Copy out the lines below without any changes, starting at the first line and ending at the line that contains "data-point-skin-pinch-4 (849, 88, 863, 103)", with both of those lines included.

----

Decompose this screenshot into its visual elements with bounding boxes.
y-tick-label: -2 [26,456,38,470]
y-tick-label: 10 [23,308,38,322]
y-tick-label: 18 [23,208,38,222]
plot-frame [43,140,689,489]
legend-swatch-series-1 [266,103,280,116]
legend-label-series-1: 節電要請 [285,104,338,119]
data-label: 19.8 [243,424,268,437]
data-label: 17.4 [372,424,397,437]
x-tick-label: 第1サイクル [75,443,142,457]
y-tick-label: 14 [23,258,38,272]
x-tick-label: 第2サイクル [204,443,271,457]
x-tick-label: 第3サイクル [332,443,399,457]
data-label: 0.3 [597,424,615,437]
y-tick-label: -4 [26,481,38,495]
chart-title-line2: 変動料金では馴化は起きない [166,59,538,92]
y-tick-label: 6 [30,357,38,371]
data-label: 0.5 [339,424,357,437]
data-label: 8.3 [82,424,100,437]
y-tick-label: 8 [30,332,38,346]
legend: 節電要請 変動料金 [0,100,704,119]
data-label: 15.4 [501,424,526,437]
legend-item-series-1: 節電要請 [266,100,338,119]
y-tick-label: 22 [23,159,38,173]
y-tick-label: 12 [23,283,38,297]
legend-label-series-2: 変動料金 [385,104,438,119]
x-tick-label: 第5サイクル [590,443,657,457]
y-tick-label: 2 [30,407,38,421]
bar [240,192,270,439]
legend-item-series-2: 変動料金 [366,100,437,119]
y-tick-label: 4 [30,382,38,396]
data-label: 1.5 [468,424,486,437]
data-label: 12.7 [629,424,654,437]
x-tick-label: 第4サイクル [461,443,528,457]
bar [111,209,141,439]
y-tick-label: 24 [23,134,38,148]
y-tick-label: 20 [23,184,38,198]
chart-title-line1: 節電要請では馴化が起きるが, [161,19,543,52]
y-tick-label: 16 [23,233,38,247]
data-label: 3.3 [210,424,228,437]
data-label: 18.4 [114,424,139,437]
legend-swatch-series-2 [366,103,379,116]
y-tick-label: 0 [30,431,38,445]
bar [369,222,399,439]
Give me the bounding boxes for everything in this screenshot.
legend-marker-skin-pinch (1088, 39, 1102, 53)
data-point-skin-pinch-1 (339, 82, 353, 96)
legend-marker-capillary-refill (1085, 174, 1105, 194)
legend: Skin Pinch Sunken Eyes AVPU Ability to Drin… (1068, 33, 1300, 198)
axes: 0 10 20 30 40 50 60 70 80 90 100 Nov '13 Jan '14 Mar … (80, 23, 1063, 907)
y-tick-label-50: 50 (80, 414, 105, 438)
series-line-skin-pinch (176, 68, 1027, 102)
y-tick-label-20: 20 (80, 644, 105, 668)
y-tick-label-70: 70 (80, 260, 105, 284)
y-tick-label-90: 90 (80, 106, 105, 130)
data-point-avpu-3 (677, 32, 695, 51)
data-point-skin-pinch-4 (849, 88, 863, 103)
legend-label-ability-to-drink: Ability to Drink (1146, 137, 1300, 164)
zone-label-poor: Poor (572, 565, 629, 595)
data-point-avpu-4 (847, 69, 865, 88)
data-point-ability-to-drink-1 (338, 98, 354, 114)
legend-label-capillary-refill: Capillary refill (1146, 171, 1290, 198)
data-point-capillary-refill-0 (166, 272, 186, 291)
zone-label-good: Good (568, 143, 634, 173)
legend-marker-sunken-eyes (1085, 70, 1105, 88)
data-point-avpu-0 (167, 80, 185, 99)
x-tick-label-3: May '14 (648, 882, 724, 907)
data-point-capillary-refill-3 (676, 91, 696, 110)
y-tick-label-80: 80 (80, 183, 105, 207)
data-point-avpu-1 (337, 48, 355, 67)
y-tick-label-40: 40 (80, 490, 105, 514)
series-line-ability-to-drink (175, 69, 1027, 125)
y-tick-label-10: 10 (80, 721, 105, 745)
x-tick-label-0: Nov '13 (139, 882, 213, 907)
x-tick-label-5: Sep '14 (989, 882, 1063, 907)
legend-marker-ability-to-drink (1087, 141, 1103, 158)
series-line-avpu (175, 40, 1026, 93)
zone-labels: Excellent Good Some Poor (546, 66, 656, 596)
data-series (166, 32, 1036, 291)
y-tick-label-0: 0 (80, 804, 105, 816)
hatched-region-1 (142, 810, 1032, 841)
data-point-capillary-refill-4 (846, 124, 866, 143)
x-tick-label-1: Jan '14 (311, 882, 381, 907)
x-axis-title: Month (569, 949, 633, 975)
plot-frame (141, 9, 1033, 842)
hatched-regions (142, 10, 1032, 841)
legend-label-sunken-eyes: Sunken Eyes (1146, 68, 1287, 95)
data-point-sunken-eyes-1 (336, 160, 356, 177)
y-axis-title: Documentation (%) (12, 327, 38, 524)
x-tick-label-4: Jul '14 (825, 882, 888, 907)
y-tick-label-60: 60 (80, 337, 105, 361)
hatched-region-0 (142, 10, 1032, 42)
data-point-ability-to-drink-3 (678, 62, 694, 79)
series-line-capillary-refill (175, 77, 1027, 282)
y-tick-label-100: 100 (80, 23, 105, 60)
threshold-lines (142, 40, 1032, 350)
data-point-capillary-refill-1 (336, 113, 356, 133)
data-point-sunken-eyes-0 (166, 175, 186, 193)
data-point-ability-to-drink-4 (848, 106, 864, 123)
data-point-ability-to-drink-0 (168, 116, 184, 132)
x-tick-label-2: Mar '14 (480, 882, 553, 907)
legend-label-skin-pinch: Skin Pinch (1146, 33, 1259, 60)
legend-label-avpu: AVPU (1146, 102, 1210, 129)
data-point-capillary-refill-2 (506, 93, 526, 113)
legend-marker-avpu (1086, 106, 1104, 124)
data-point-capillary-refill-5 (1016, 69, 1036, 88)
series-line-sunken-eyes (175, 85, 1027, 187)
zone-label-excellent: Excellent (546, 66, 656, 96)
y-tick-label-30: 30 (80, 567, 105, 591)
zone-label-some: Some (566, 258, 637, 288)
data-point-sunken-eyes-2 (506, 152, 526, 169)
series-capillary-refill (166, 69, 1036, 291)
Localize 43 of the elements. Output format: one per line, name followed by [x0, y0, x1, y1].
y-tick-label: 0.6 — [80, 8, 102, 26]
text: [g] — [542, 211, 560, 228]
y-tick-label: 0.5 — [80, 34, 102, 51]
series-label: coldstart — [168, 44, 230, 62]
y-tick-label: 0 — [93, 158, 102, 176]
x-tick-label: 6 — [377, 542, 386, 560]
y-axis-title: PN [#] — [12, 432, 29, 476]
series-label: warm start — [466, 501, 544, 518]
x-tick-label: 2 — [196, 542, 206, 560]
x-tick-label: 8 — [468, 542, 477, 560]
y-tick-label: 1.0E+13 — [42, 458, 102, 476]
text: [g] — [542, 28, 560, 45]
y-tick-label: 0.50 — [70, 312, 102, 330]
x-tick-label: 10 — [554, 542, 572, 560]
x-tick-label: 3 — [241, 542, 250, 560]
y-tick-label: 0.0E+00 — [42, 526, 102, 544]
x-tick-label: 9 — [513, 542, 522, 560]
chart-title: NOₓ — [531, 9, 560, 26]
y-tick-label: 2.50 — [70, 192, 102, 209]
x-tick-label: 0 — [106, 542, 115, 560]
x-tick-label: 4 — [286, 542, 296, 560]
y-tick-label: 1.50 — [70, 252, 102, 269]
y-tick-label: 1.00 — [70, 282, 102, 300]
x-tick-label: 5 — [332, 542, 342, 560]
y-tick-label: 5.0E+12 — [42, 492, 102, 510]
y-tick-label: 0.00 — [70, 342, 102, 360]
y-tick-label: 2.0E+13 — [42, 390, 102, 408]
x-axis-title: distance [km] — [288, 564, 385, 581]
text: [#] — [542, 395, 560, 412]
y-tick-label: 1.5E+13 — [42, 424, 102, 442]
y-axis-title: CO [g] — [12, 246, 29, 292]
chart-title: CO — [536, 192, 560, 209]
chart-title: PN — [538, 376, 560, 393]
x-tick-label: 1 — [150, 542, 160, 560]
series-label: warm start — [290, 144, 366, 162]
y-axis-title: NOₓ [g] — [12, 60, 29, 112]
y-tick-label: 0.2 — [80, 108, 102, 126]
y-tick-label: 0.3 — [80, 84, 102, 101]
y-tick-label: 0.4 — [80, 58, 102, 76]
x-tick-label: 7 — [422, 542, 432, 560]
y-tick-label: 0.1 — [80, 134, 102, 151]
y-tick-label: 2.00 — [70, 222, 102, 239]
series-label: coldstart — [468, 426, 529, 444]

----

## RESULT FOR THIS EXERCISE
Decompose this screenshot into its visual elements with bounding boxes.
y-tick-label: -2 [26,456,38,470]
y-tick-label: 10 [23,308,38,322]
y-tick-label: 18 [23,208,38,222]
plot-frame [43,140,689,489]
legend-swatch-series-1 [266,103,280,116]
legend-label-series-1: 節電要請 [285,104,338,119]
data-label: 19.8 [243,424,268,437]
data-label: 17.4 [372,424,397,437]
x-tick-label: 第1サイクル [75,443,142,457]
y-tick-label: 14 [23,258,38,272]
x-tick-label: 第2サイクル [204,443,271,457]
x-tick-label: 第3サイクル [332,443,399,457]
data-label: 0.3 [597,424,615,437]
y-tick-label: -4 [26,481,38,495]
chart-title-line2: 変動料金では馴化は起きない [166,59,538,92]
y-tick-label: 6 [30,357,38,371]
data-label: 0.5 [339,424,357,437]
data-label: 8.3 [82,424,100,437]
y-tick-label: 8 [30,332,38,346]
legend: 節電要請 変動料金 [0,100,704,119]
data-label: 15.4 [501,424,526,437]
legend-item-series-1: 節電要請 [266,100,338,119]
y-tick-label: 22 [23,159,38,173]
y-tick-label: 12 [23,283,38,297]
legend-label-series-2: 変動料金 [385,104,438,119]
x-tick-label: 第5サイクル [590,443,657,457]
y-tick-label: 2 [30,407,38,421]
bar [240,192,270,439]
legend-item-series-2: 変動料金 [366,100,437,119]
y-tick-label: 4 [30,382,38,396]
data-label: 1.5 [468,424,486,437]
data-label: 12.7 [629,424,654,437]
x-tick-label: 第4サイクル [461,443,528,457]
bar [111,209,141,439]
y-tick-label: 24 [23,134,38,148]
y-tick-label: 20 [23,184,38,198]
chart-title-line1: 節電要請では馴化が起きるが, [161,19,543,52]
y-tick-label: 16 [23,233,38,247]
data-label: 3.3 [210,424,228,437]
data-label: 18.4 [114,424,139,437]
legend-swatch-series-2 [366,103,379,116]
y-tick-label: 0 [30,431,38,445]
bar [369,222,399,439]
Give me the bounding boxes for everything in this screenshot.
legend-marker-skin-pinch (1088, 39, 1102, 53)
data-point-skin-pinch-1 (339, 82, 353, 96)
legend-marker-capillary-refill (1085, 174, 1105, 194)
legend: Skin Pinch Sunken Eyes AVPU Ability to Drin… (1068, 33, 1300, 198)
axes: 0 10 20 30 40 50 60 70 80 90 100 Nov '13 Jan '14 Mar … (80, 23, 1063, 907)
y-tick-label-50: 50 (80, 414, 105, 438)
series-line-skin-pinch (176, 68, 1027, 102)
y-tick-label-20: 20 (80, 644, 105, 668)
y-tick-label-70: 70 (80, 260, 105, 284)
y-tick-label-90: 90 (80, 106, 105, 130)
data-point-avpu-3 (677, 32, 695, 51)
data-point-skin-pinch-4 (849, 88, 863, 103)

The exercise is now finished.